◆ Problem
Reproduce all of the data below without alteration; exclude every picture.

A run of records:
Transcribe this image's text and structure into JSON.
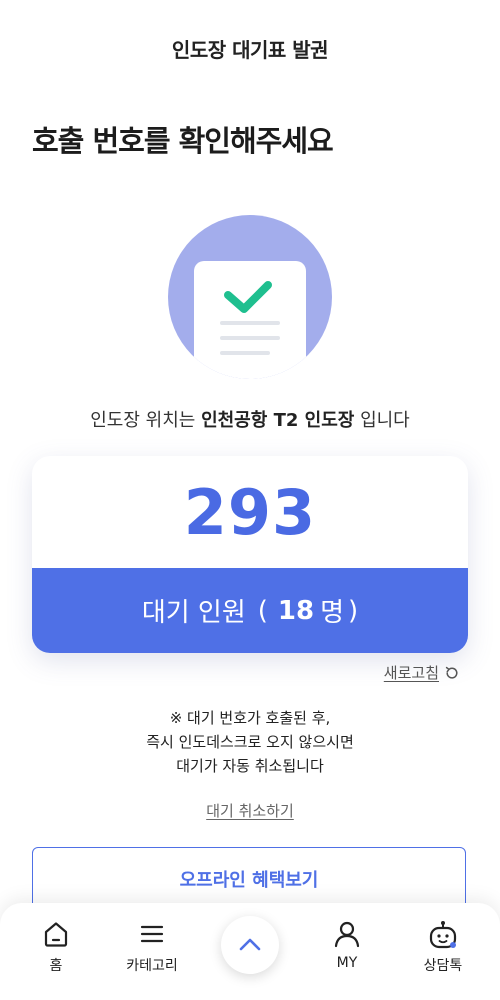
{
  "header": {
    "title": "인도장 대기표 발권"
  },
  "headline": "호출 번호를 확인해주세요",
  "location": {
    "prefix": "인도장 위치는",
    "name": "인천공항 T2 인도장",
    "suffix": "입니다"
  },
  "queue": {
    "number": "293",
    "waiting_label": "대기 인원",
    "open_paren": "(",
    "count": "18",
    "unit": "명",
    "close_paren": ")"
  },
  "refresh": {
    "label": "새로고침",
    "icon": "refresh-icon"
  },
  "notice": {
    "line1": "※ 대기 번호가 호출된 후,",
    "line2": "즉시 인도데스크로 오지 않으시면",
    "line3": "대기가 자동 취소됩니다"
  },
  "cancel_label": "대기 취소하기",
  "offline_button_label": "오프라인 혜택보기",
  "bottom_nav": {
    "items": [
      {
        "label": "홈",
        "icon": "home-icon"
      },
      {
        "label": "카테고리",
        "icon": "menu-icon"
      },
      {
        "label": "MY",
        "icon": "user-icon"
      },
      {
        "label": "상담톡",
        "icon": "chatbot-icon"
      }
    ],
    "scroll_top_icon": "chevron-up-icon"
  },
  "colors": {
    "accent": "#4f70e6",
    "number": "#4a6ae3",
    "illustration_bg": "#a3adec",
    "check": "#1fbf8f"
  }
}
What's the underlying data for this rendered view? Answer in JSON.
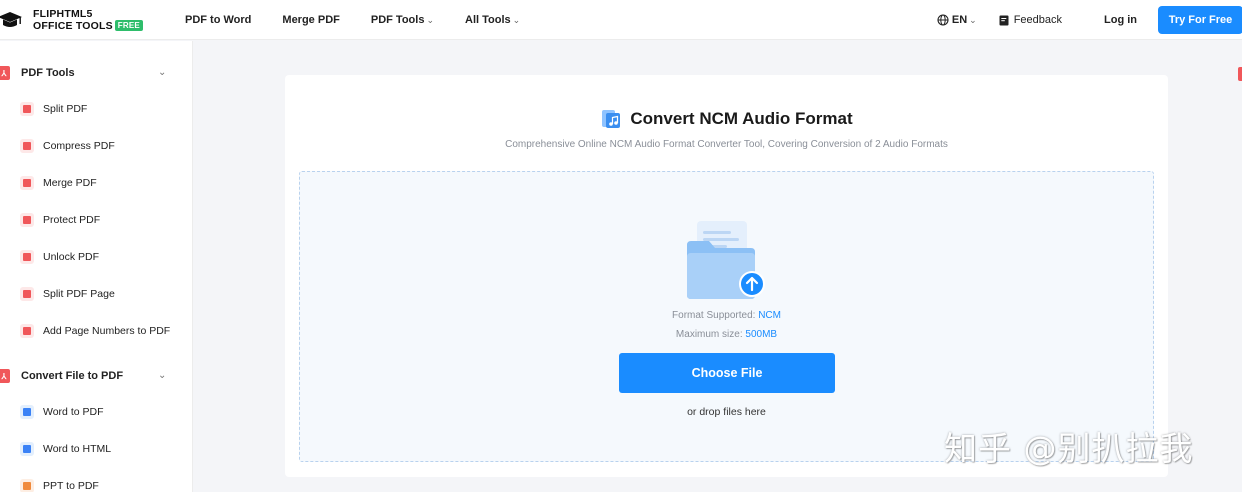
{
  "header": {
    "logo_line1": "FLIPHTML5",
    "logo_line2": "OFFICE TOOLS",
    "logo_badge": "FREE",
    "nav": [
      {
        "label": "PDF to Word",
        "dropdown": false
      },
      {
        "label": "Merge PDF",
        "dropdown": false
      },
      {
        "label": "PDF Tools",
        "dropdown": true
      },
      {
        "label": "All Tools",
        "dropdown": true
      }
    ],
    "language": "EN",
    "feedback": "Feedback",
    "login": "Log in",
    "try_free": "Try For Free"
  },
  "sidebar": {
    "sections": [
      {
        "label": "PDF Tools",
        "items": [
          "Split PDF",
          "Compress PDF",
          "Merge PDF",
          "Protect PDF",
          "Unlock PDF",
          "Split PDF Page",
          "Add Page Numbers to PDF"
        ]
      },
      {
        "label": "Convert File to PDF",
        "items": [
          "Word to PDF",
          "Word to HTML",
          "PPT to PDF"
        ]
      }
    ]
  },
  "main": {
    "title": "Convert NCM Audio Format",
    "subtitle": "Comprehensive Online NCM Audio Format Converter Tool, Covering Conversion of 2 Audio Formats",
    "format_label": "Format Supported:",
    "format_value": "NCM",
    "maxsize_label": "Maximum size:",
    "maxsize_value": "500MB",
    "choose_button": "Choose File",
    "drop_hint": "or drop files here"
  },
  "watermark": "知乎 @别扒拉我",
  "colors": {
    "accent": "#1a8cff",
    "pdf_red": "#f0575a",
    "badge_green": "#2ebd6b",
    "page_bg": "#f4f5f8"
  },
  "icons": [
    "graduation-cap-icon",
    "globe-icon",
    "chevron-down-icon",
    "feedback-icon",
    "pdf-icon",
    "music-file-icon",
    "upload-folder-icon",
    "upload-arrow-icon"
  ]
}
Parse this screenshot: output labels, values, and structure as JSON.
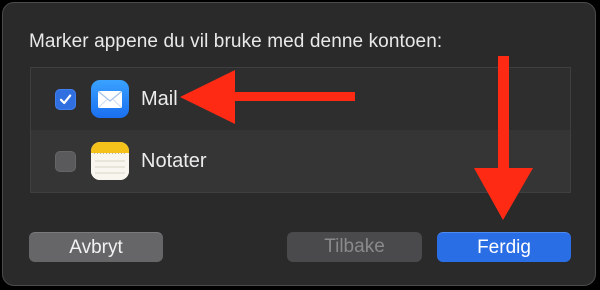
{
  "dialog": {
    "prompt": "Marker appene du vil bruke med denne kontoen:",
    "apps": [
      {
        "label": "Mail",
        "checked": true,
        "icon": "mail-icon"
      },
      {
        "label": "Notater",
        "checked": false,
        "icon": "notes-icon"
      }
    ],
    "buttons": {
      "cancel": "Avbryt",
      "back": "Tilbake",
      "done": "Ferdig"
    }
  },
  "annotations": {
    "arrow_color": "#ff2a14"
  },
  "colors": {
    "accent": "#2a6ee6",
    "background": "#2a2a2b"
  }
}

◆ Task solution
Transcribe this image's text and structure into JSON.
{
  "header": {
    "title": "인도장 대기표 발권"
  },
  "headline": "호출 번호를 확인해주세요",
  "location": {
    "prefix": "인도장 위치는",
    "name": "인천공항 T2 인도장",
    "suffix": "입니다"
  },
  "queue": {
    "number": "293",
    "waiting_label": "대기 인원",
    "open_paren": "(",
    "count": "18",
    "unit": "명",
    "close_paren": ")"
  },
  "refresh": {
    "label": "새로고침",
    "icon": "refresh-icon"
  },
  "notice": {
    "line1": "※ 대기 번호가 호출된 후,",
    "line2": "즉시 인도데스크로 오지 않으시면",
    "line3": "대기가 자동 취소됩니다"
  },
  "cancel_label": "대기 취소하기",
  "offline_button_label": "오프라인 혜택보기",
  "bottom_nav": {
    "items": [
      {
        "label": "홈",
        "icon": "home-icon"
      },
      {
        "label": "카테고리",
        "icon": "menu-icon"
      },
      {
        "label": "MY",
        "icon": "user-icon"
      },
      {
        "label": "상담톡",
        "icon": "chatbot-icon"
      }
    ],
    "scroll_top_icon": "chevron-up-icon"
  },
  "colors": {
    "accent": "#4f70e6",
    "number": "#4a6ae3",
    "illustration_bg": "#a3adec",
    "check": "#1fbf8f"
  }
}
What's the underlying data for this rendered view? Answer in JSON.
{
  "header": {
    "logo_line1": "FLIPHTML5",
    "logo_line2": "OFFICE TOOLS",
    "logo_badge": "FREE",
    "nav": [
      {
        "label": "PDF to Word",
        "dropdown": false
      },
      {
        "label": "Merge PDF",
        "dropdown": false
      },
      {
        "label": "PDF Tools",
        "dropdown": true
      },
      {
        "label": "All Tools",
        "dropdown": true
      }
    ],
    "language": "EN",
    "feedback": "Feedback",
    "login": "Log in",
    "try_free": "Try For Free"
  },
  "sidebar": {
    "sections": [
      {
        "label": "PDF Tools",
        "items": [
          "Split PDF",
          "Compress PDF",
          "Merge PDF",
          "Protect PDF",
          "Unlock PDF",
          "Split PDF Page",
          "Add Page Numbers to PDF"
        ]
      },
      {
        "label": "Convert File to PDF",
        "items": [
          "Word to PDF",
          "Word to HTML",
          "PPT to PDF"
        ]
      }
    ]
  },
  "main": {
    "title": "Convert NCM Audio Format",
    "subtitle": "Comprehensive Online NCM Audio Format Converter Tool, Covering Conversion of 2 Audio Formats",
    "format_label": "Format Supported:",
    "format_value": "NCM",
    "maxsize_label": "Maximum size:",
    "maxsize_value": "500MB",
    "choose_button": "Choose File",
    "drop_hint": "or drop files here"
  },
  "watermark": "知乎 @别扒拉我",
  "colors": {
    "accent": "#1a8cff",
    "pdf_red": "#f0575a",
    "badge_green": "#2ebd6b",
    "page_bg": "#f4f5f8"
  },
  "icons": [
    "graduation-cap-icon",
    "globe-icon",
    "chevron-down-icon",
    "feedback-icon",
    "pdf-icon",
    "music-file-icon",
    "upload-folder-icon",
    "upload-arrow-icon"
  ]
}
Parse this screenshot: output labels, values, and structure as JSON.
{
  "dialog": {
    "prompt": "Marker appene du vil bruke med denne kontoen:",
    "apps": [
      {
        "label": "Mail",
        "checked": true,
        "icon": "mail-icon"
      },
      {
        "label": "Notater",
        "checked": false,
        "icon": "notes-icon"
      }
    ],
    "buttons": {
      "cancel": "Avbryt",
      "back": "Tilbake",
      "done": "Ferdig"
    }
  },
  "annotations": {
    "arrow_color": "#ff2a14"
  },
  "colors": {
    "accent": "#2a6ee6",
    "background": "#2a2a2b"
  }
}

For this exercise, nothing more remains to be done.